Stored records
+--
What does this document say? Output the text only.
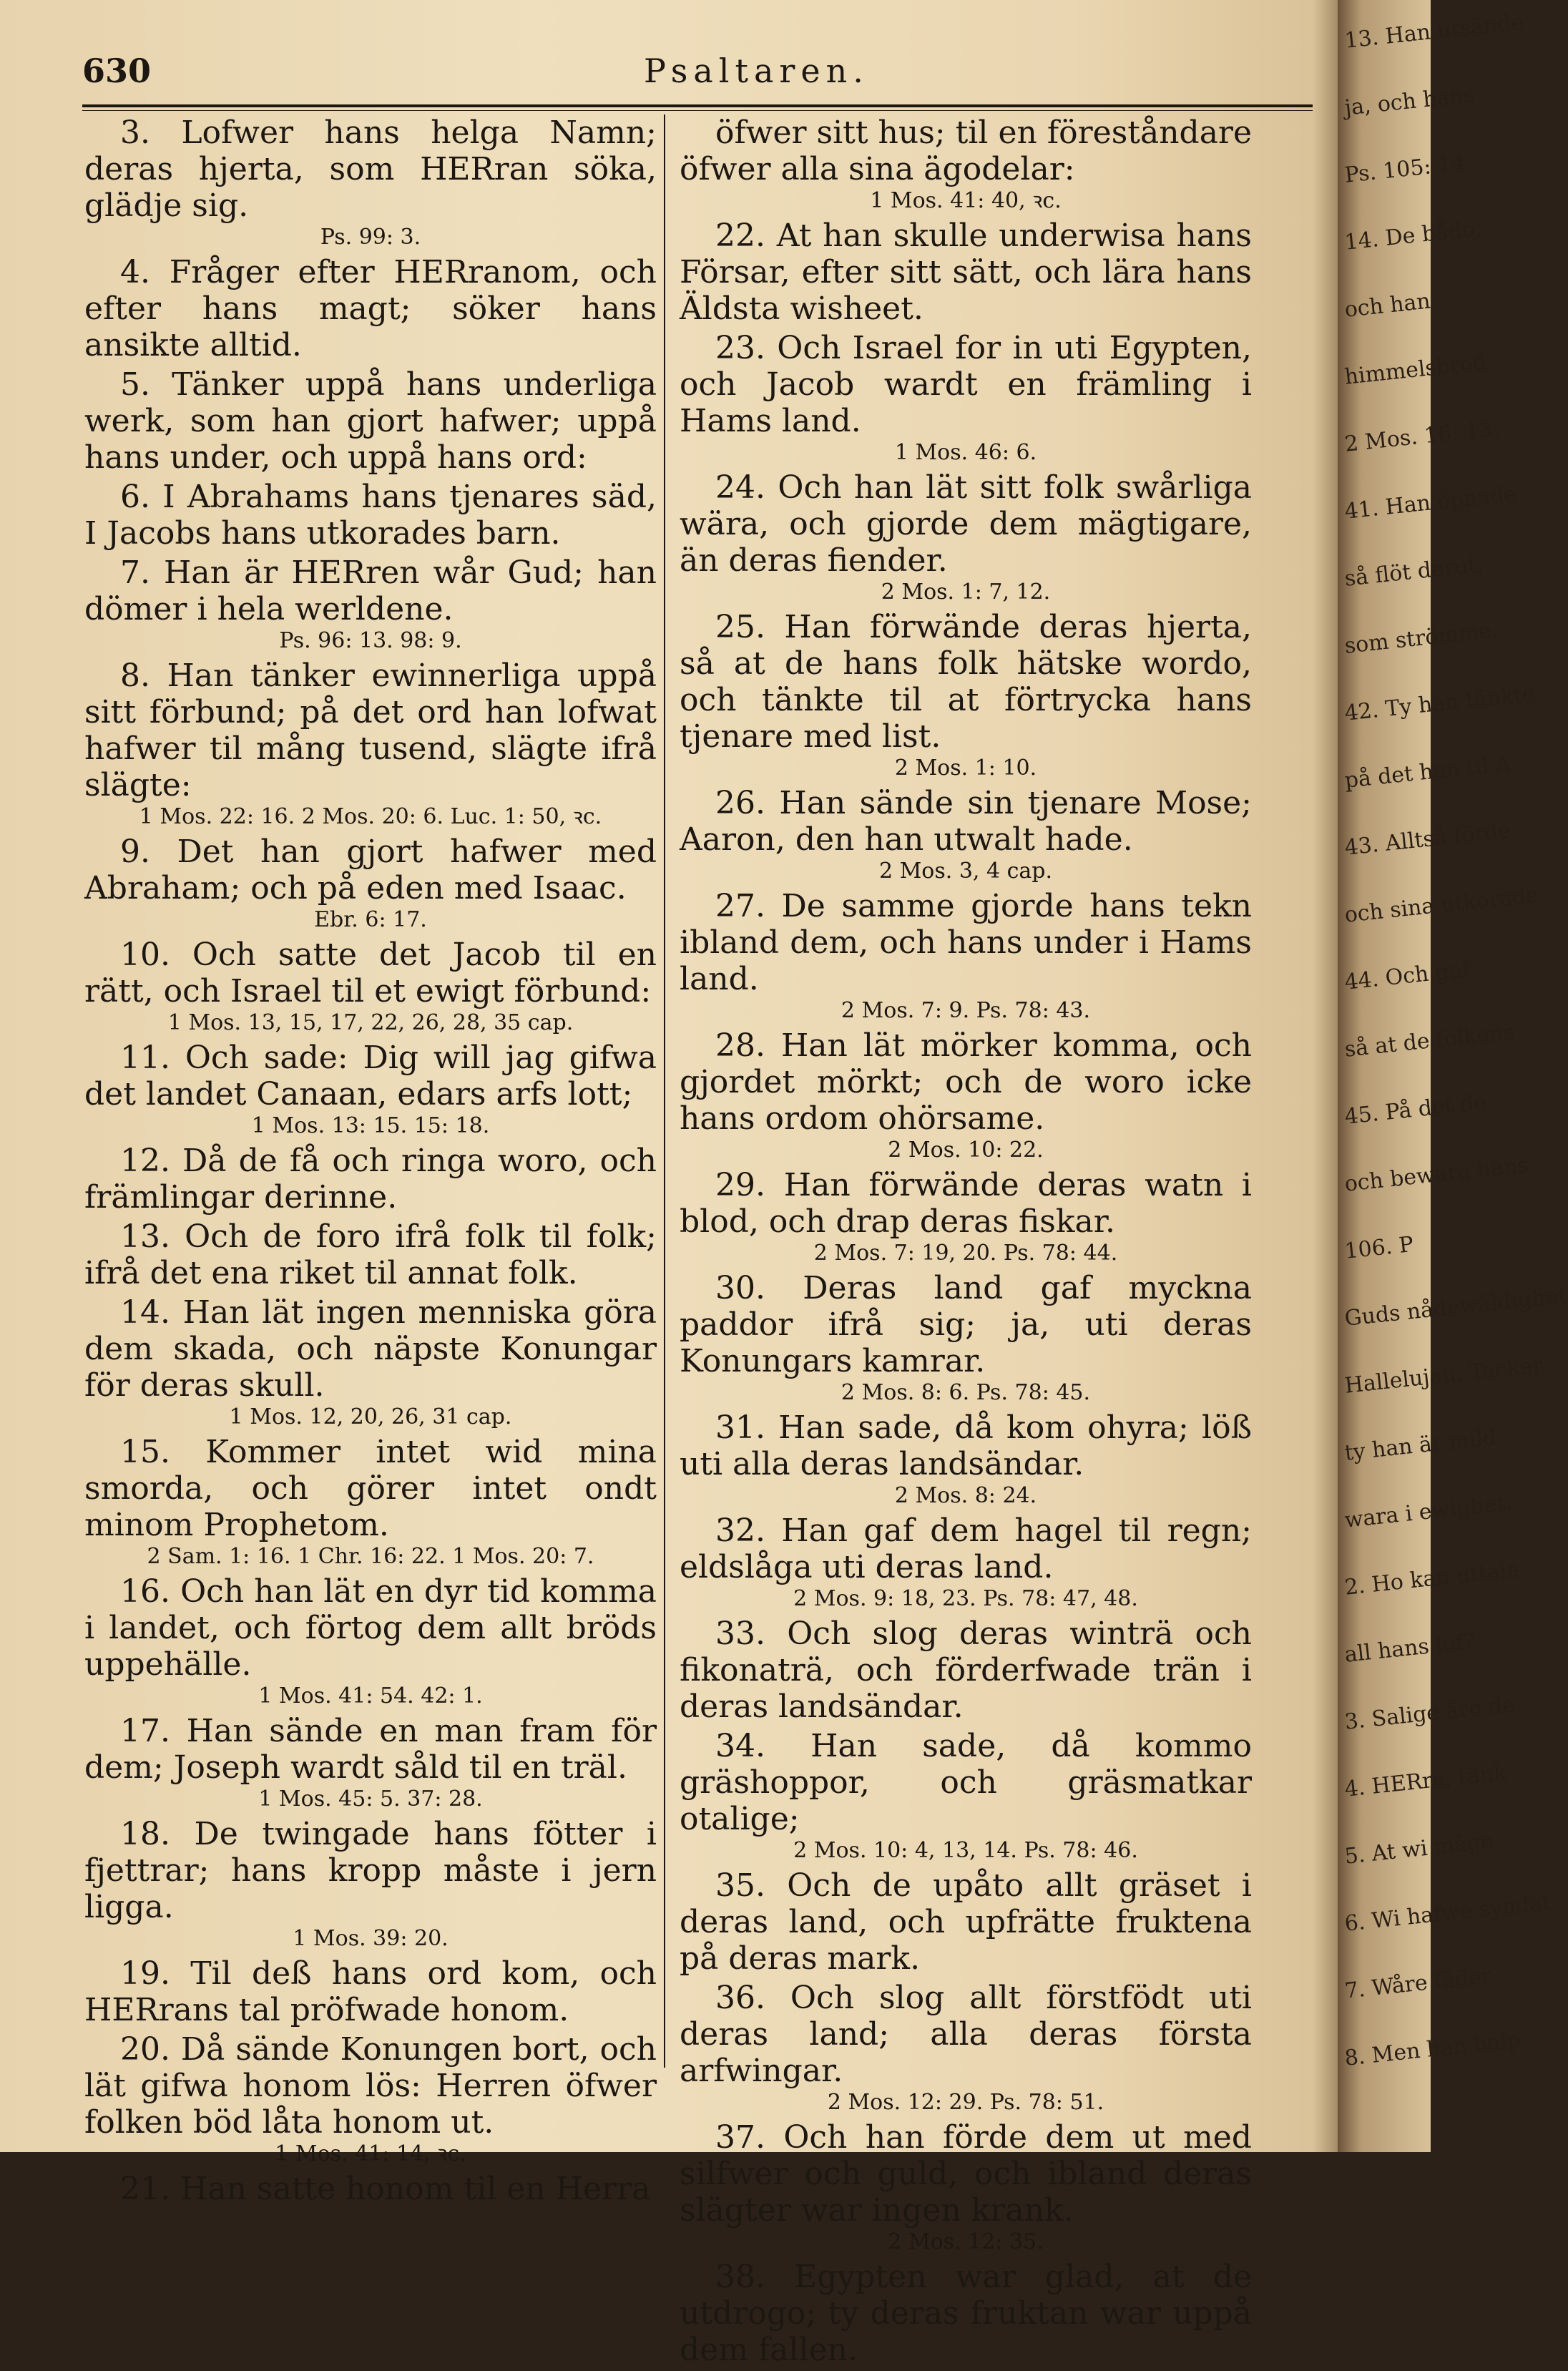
630	Psaltaren.

3. Lofwer hans helga Namn; deras hjerta, som HERran söka, glädje sig.

Ps. 99: 3.

4. Fråger efter HERranom, och efter hans magt; söker hans ansikte alltid.

5. Tänker uppå hans underliga werk, som han gjort hafwer; uppå hans under, och uppå hans ord:

6. I Abrahams hans tjenares säd, I Jacobs hans utkorades barn.

7. Han är HERren wår Gud; han dömer i hela werldene.

Ps. 96: 13. 98: 9.

8. Han tänker ewinnerliga uppå sitt förbund; på det ord han lofwat hafwer til mång tusend, slägte ifrå slägte:

1 Mos. 22: 16. 2 Mos. 20: 6. Luc. 1: 50, ꝛc.

9. Det han gjort hafwer med Abraham; och på eden med Isaac.

Ebr. 6: 17.

10. Och satte det Jacob til en rätt, och Israel til et ewigt förbund:

1 Mos. 13, 15, 17, 22, 26, 28, 35 cap.

11. Och sade: Dig will jag gifwa det landet Canaan, edars arfs lott;

1 Mos. 13: 15. 15: 18.

12. Då de få och ringa woro, och främlingar derinne.

13. Och de foro ifrå folk til folk; ifrå det ena riket til annat folk.

14. Han lät ingen menniska göra dem skada, och näpste Konungar för deras skull.

1 Mos. 12, 20, 26, 31 cap.

15. Kommer intet wid mina smorda, och görer intet ondt minom Prophetom.

2 Sam. 1: 16. 1 Chr. 16: 22. 1 Mos. 20: 7.

16. Och han lät en dyr tid komma i landet, och förtog dem allt bröds uppehälle.

1 Mos. 41: 54. 42: 1.

17. Han sände en man fram för dem; Joseph wardt såld til en träl.

1 Mos. 45: 5. 37: 28.

18. De twingade hans fötter i fjettrar; hans kropp måste i jern ligga.

1 Mos. 39: 20.

19. Til deß hans ord kom, och HERrans tal pröfwade honom.

20. Då sände Konungen bort, och lät gifwa honom lös: Herren öfwer folken böd låta honom ut.

1 Mos. 41: 14, ꝛc.

21. Han satte honom til en Herra

öfwer sitt hus; til en föreståndare öfwer alla sina ägodelar:

1 Mos. 41: 40, ꝛc.

22. At han skulle underwisa hans Försar, efter sitt sätt, och lära hans Äldsta wisheet.

23. Och Israel for in uti Egypten, och Jacob wardt en främling i Hams land.

1 Mos. 46: 6.

24. Och han lät sitt folk swårliga wära, och gjorde dem mägtigare, än deras fiender.

2 Mos. 1: 7, 12.

25. Han förwände deras hjerta, så at de hans folk hätske wordo, och tänkte til at förtrycka hans tjenare med list.

2 Mos. 1: 10.

26. Han sände sin tjenare Mose; Aaron, den han utwalt hade.

2 Mos. 3, 4 cap.

27. De samme gjorde hans tekn ibland dem, och hans under i Hams land.

2 Mos. 7: 9. Ps. 78: 43.

28. Han lät mörker komma, och gjordet mörkt; och de woro icke hans ordom ohörsame.

2 Mos. 10: 22.

29. Han förwände deras watn i blod, och drap deras fiskar.

2 Mos. 7: 19, 20. Ps. 78: 44.

30. Deras land gaf myckna paddor ifrå sig; ja, uti deras Konungars kamrar.

2 Mos. 8: 6. Ps. 78: 45.

31. Han sade, då kom ohyra; löß uti alla deras landsändar.

2 Mos. 8: 24.

32. Han gaf dem hagel til regn; eldslåga uti deras land.

2 Mos. 9: 18, 23. Ps. 78: 47, 48.

33. Och slog deras winträ och fikonaträ, och förderfwade trän i deras landsändar.

34. Han sade, då kommo gräshoppor, och gräsmatkar otalige;

2 Mos. 10: 4, 13, 14. Ps. 78: 46.

35. Och de upåto allt gräset i deras land, och upfrätte fruktena på deras mark.

36. Och slog allt förstfödt uti deras land; alla deras första arfwingar.

2 Mos. 12: 29. Ps. 78: 51.

37. Och han förde dem ut med silfwer och guld, och ibland deras slägter war ingen krank.

2 Mos. 12: 35.

38. Egypten war glad, at de utdrogo; ty deras fruktan war uppå dem fallen.

13. Han utsände
ja, och hans
Ps. 105: 14.
14. De bådo,
och han
himmelsbröd.
2 Mos. 16: 13.
41. Han öpnade
så flöt derut,
som strömme.
42. Ty han tänkte
på det han til A
43. Alltså förde
och sina utkorade
44. Och gaf
så at de folkens
45. På det de
och bewara hans
106. P
Guds nådewäldighet
Hallelujah. Tacker
ty han är mild
wara i ewighet.
2. Ho kan uttala
all hans lof?
3. Salige äro de
4. HERre, tänk
5. At wi måge
6. Wi hafwe syndat
7. Wåre fäder
8. Men han halp
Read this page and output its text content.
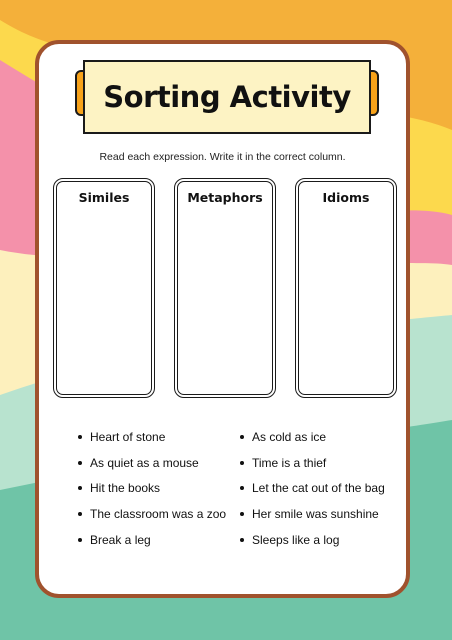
Sorting Activity
Read each expression. Write it in the correct column.
Similes	Metaphors	Idioms
Heart of stone
As quiet as a mouse
Hit the books
The classroom was a zoo
Break a leg
As cold as ice
Time is a thief
Let the cat out of the bag
Her smile was sunshine
Sleeps like a log
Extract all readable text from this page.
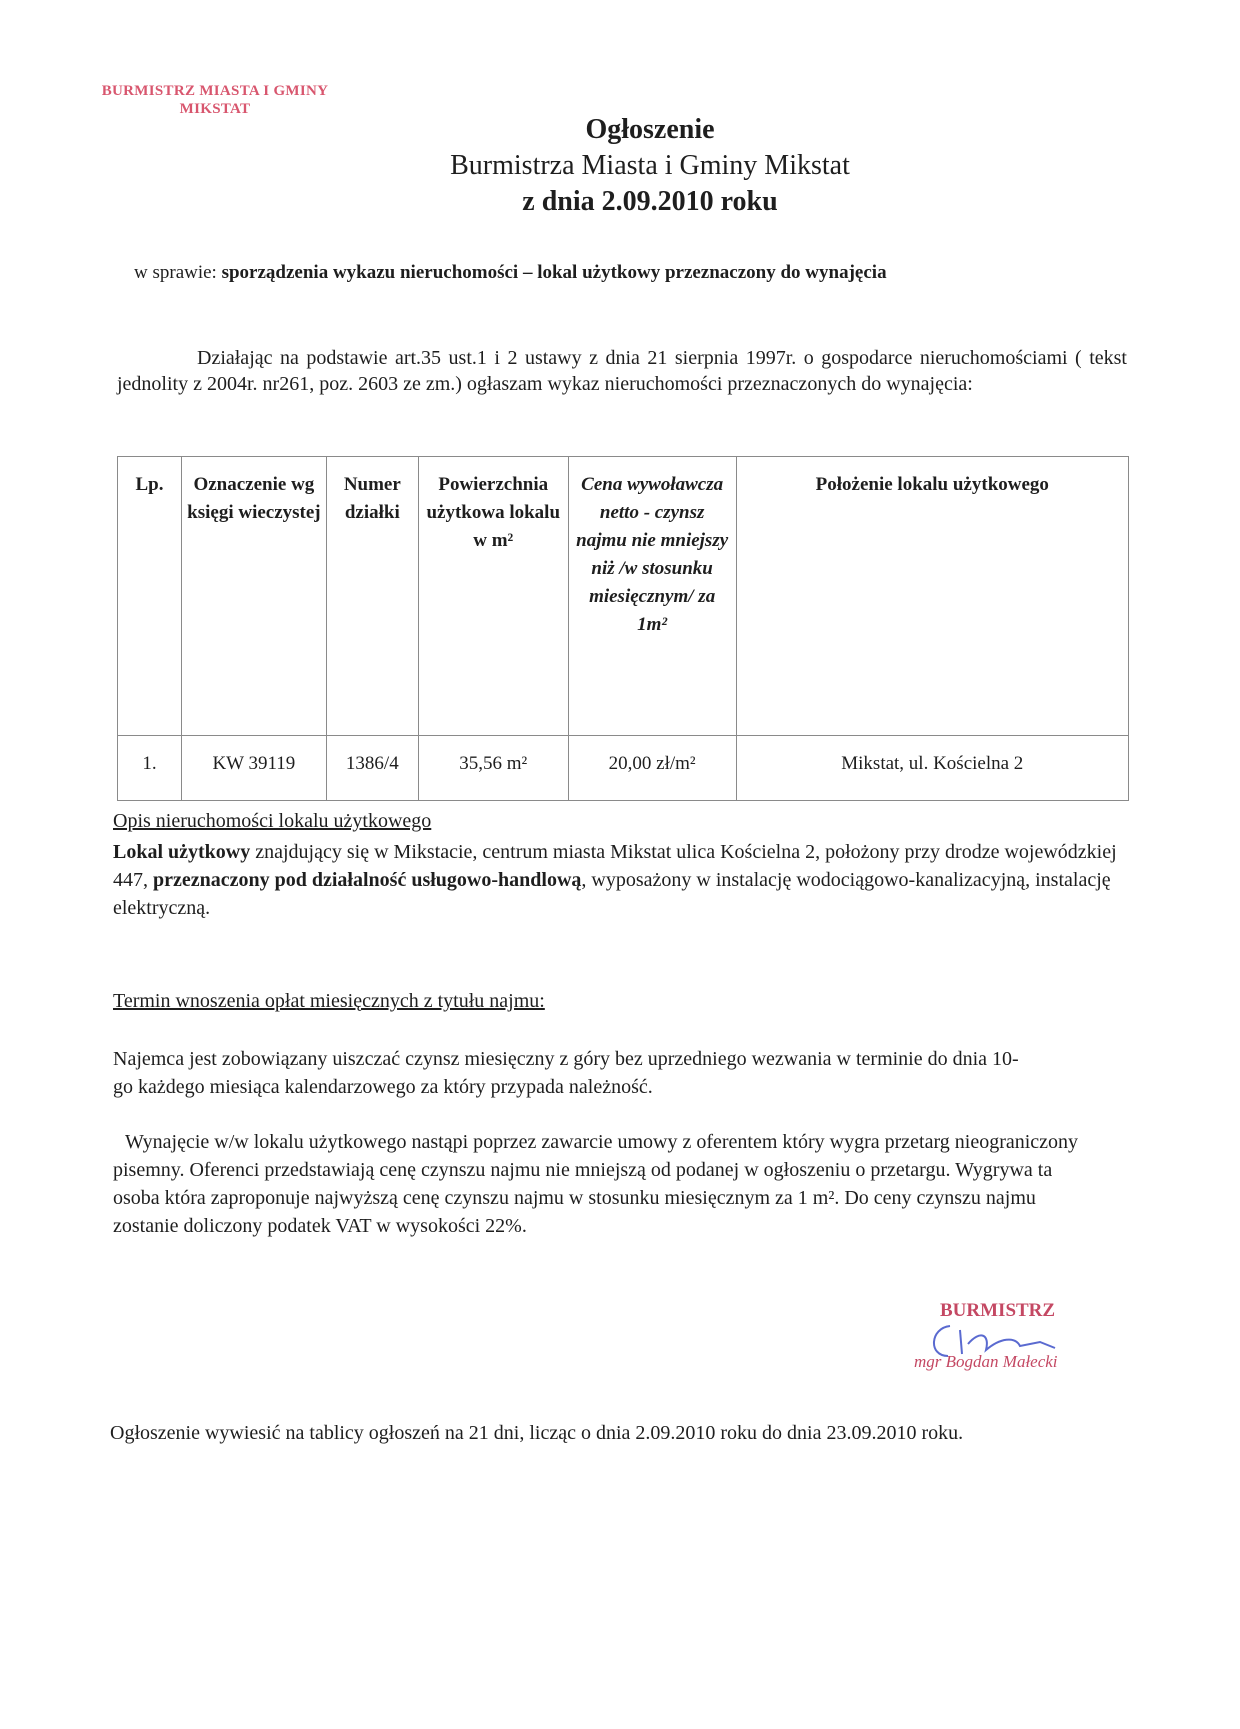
BURMISTRZ MIASTA I GMINY
MIKSTAT
Ogłoszenie
Burmistrza Miasta i Gminy Mikstat
z dnia 2.09.2010 roku
w sprawie: sporządzenia wykazu nieruchomości – lokal użytkowy przeznaczony do wynajęcia
Działając na podstawie art.35 ust.1 i 2 ustawy z dnia 21 sierpnia 1997r. o gospodarce nieruchomościami ( tekst jednolity z 2004r. nr261, poz. 2603 ze zm.) ogłaszam wykaz nieruchomości przeznaczonych do wynajęcia:
Lp.	Oznaczenie wg księgi wieczystej	Numer działki	Powierzchnia użytkowa lokalu w m²	Cena wywoławcza netto - czynsz najmu nie mniejszy niż /w stosunku miesięcznym/ za 1m²	Położenie lokalu użytkowego
1.	KW 39119	1386/4	35,56 m²	20,00 zł/m²	Mikstat, ul. Kościelna 2
Opis nieruchomości lokalu użytkowego
Lokal użytkowy znajdujący się w Mikstacie, centrum miasta Mikstat ulica Kościelna 2, położony przy drodze wojewódzkiej 447, przeznaczony pod działalność usługowo-handlową, wyposażony w instalację wodociągowo-kanalizacyjną, instalację elektryczną.
Termin wnoszenia opłat miesięcznych z tytułu najmu:
Najemca jest zobowiązany uiszczać czynsz miesięczny z góry bez uprzedniego wezwania w terminie do dnia 10-go każdego miesiąca kalendarzowego za który przypada należność.
Wynajęcie w/w lokalu użytkowego nastąpi poprzez zawarcie umowy z oferentem który wygra przetarg nieograniczony pisemny. Oferenci przedstawiają cenę czynszu najmu nie mniejszą od podanej w ogłoszeniu o przetargu. Wygrywa ta osoba która zaproponuje najwyższą cenę czynszu najmu w stosunku miesięcznym za 1 m². Do ceny czynszu najmu zostanie doliczony podatek VAT w wysokości 22%.
BURMISTRZ
mgr Bogdan Małecki
Ogłoszenie wywiesić na tablicy ogłoszeń na 21 dni, licząc o dnia 2.09.2010 roku do dnia 23.09.2010 roku.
+--
- Written request: Return each line of the data that contains the string "sina".

- Output:
öfwer sitt hus; til en föreståndare öfwer alla sina ägodelar:
och sina utkorade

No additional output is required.